> RECORDS SHOWN
>> BEGIN

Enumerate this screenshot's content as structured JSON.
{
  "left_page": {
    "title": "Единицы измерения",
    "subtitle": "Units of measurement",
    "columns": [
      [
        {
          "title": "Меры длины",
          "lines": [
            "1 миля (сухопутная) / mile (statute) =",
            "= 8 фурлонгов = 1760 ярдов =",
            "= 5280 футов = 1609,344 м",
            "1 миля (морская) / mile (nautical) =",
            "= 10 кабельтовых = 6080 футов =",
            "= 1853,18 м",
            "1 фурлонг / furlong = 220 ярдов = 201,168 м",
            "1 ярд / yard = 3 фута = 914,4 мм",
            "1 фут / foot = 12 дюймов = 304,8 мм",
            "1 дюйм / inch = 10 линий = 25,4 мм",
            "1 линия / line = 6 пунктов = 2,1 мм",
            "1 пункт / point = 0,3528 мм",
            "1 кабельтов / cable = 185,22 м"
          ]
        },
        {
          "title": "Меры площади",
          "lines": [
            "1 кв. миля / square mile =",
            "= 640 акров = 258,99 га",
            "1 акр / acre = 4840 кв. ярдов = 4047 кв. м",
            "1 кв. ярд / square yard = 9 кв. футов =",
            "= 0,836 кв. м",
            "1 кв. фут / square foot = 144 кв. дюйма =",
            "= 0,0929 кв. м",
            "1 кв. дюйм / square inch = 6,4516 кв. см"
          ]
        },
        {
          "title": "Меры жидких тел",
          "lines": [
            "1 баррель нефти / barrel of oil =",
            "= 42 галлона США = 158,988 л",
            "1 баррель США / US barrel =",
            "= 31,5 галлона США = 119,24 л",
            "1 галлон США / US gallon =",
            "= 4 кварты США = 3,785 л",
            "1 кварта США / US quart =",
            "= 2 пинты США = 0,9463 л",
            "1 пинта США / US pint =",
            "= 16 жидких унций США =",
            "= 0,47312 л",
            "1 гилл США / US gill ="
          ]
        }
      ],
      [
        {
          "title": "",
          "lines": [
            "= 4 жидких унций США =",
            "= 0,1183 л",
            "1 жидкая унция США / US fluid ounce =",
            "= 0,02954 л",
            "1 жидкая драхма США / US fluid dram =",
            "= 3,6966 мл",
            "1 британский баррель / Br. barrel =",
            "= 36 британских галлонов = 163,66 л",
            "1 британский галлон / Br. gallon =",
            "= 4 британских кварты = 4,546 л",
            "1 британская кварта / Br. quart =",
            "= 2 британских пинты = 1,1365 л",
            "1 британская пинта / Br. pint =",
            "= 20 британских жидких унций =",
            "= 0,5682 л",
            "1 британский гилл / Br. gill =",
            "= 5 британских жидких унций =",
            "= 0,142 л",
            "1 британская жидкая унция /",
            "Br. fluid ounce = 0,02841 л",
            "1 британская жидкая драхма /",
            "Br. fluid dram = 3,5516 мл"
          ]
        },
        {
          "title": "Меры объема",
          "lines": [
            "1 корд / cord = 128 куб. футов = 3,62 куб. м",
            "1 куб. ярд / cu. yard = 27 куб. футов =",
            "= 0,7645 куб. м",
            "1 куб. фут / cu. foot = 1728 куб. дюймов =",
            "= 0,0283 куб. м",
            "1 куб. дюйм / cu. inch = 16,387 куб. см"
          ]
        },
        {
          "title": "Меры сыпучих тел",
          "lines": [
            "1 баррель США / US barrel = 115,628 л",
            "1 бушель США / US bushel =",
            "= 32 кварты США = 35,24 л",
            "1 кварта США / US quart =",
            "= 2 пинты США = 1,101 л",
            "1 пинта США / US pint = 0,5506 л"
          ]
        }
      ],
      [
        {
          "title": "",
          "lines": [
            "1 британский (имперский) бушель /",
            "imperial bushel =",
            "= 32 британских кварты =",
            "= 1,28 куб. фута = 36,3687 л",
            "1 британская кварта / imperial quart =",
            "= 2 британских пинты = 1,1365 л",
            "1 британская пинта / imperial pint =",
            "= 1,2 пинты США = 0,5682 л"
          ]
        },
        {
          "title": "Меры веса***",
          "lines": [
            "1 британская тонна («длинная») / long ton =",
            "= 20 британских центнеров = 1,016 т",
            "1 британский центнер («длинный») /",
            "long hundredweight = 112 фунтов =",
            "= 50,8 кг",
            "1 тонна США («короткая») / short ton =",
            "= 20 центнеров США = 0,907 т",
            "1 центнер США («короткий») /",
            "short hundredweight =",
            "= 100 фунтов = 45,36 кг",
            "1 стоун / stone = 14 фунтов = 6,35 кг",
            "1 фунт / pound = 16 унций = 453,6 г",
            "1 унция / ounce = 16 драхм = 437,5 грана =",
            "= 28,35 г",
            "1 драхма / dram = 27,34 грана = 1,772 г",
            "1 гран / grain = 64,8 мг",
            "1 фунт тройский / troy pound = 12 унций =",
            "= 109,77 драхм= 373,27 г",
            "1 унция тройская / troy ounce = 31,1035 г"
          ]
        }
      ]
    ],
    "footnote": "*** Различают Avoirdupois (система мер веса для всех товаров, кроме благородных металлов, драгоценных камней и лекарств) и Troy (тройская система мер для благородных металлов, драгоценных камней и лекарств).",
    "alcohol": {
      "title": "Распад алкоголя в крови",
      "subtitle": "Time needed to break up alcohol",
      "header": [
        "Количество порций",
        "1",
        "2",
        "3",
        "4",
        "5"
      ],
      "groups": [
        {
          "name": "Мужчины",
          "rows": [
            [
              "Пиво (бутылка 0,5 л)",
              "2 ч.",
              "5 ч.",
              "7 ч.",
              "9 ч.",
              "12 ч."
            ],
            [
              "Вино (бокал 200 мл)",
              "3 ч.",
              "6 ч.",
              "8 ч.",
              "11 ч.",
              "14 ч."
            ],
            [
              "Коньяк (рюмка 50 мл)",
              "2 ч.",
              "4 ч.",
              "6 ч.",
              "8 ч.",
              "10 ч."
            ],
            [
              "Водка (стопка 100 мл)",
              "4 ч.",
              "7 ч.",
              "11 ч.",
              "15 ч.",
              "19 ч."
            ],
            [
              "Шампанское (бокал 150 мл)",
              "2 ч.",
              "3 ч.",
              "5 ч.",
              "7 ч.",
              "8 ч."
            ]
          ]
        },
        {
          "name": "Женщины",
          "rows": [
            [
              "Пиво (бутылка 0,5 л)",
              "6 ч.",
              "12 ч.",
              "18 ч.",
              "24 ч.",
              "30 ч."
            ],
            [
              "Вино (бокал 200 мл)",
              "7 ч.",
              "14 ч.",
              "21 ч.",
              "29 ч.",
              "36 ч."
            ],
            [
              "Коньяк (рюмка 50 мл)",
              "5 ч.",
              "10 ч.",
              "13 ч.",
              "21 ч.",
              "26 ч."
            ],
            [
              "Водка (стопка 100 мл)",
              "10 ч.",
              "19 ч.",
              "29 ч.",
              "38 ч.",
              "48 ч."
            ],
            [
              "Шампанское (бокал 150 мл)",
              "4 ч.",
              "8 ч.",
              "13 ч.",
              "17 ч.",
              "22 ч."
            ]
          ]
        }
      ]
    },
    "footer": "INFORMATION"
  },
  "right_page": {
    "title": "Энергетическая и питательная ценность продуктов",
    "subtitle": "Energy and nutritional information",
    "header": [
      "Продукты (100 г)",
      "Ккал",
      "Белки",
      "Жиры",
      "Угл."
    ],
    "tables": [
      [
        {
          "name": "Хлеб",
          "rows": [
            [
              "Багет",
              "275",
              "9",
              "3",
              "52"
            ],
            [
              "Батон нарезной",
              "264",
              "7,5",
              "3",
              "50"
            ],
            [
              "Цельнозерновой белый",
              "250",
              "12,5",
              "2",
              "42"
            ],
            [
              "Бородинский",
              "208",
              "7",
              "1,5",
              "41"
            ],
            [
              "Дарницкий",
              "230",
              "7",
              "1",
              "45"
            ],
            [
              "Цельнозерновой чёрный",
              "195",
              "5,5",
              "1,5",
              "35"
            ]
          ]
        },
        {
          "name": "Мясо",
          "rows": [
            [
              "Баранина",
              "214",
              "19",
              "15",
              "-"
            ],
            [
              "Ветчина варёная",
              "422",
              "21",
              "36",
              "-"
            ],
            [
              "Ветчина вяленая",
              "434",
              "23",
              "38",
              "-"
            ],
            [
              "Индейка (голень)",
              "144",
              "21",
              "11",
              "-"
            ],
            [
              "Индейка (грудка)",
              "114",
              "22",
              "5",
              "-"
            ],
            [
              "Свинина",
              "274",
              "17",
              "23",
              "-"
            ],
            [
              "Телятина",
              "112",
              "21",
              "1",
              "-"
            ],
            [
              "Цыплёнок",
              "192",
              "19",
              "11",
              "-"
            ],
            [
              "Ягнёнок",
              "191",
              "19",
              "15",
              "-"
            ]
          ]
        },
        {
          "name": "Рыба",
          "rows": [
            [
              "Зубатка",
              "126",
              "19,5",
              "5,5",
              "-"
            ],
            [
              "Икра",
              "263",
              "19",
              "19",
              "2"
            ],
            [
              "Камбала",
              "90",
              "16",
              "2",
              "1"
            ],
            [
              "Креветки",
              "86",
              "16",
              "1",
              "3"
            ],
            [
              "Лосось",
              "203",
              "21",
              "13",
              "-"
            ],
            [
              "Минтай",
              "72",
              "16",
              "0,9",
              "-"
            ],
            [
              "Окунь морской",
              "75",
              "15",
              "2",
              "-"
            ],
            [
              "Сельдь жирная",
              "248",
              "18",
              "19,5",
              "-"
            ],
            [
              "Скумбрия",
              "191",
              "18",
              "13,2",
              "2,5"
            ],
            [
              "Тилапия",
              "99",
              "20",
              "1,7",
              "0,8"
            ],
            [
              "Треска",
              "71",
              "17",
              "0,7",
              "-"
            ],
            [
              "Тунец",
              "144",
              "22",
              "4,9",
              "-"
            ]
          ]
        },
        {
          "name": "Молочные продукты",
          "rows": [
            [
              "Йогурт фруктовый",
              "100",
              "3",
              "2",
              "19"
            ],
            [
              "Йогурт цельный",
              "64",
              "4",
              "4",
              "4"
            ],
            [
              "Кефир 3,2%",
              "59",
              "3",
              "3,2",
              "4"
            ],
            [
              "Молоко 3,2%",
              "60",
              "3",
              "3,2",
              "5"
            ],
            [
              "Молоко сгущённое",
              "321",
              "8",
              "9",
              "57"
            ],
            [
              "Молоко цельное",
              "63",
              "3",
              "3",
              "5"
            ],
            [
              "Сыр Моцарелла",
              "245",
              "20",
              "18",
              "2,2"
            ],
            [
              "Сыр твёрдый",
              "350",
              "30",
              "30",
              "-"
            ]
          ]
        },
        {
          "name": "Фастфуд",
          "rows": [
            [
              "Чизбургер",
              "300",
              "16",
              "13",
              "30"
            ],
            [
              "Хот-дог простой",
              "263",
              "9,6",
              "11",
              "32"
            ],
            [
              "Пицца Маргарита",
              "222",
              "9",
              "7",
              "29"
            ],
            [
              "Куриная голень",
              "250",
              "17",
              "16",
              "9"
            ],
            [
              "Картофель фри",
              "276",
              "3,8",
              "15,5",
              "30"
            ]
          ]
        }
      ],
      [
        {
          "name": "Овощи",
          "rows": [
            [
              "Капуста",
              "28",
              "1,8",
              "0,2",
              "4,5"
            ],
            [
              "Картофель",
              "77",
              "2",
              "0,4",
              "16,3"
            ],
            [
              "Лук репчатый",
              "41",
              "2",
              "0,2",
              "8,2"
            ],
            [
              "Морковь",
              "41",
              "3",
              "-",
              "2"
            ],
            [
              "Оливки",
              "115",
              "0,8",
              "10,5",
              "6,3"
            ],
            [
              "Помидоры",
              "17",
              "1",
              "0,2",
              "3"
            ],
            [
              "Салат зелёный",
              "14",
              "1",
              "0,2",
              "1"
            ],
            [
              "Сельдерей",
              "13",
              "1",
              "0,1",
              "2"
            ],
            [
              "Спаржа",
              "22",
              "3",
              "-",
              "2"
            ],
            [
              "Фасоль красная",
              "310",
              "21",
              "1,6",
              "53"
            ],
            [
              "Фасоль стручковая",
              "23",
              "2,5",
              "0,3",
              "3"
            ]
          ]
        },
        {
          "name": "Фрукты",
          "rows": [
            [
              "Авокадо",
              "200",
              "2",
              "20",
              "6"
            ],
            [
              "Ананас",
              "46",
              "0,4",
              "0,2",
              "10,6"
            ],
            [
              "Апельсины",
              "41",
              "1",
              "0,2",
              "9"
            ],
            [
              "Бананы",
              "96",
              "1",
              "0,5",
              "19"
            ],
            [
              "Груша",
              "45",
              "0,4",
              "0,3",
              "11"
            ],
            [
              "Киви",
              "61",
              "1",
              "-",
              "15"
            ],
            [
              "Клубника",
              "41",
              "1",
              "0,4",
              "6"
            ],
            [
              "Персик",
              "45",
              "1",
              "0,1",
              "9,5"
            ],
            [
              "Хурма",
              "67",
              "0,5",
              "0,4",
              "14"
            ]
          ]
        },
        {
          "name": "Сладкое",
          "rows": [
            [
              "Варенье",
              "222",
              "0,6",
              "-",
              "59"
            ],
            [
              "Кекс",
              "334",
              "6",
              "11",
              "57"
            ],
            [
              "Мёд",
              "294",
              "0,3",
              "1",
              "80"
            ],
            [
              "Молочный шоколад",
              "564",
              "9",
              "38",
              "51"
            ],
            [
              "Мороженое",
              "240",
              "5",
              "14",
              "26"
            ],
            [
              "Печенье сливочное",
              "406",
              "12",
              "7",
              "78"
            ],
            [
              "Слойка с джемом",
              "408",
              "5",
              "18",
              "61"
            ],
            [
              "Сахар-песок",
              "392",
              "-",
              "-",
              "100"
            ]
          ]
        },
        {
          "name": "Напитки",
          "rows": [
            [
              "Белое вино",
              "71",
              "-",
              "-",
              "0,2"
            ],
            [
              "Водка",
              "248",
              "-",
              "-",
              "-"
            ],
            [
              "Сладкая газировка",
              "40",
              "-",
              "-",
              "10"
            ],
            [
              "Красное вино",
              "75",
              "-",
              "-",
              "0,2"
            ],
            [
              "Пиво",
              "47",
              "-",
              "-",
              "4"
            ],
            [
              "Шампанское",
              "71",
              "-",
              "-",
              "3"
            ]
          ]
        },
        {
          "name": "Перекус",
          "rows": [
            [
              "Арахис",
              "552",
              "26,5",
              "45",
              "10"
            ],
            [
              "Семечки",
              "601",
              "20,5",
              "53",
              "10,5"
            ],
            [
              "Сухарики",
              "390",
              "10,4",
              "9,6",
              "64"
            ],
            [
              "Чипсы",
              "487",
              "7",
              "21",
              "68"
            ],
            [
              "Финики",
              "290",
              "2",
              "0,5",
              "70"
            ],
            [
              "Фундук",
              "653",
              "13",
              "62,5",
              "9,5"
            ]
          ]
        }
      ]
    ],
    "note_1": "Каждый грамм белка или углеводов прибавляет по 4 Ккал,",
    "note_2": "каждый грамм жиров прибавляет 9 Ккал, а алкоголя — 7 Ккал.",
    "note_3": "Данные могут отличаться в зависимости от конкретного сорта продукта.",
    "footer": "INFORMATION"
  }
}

>> END

> WHAT YOU SHOULD DO
State the number of lines in the preceding entries that include the word "inch". Provide nothing else.

> TASK RESULT
3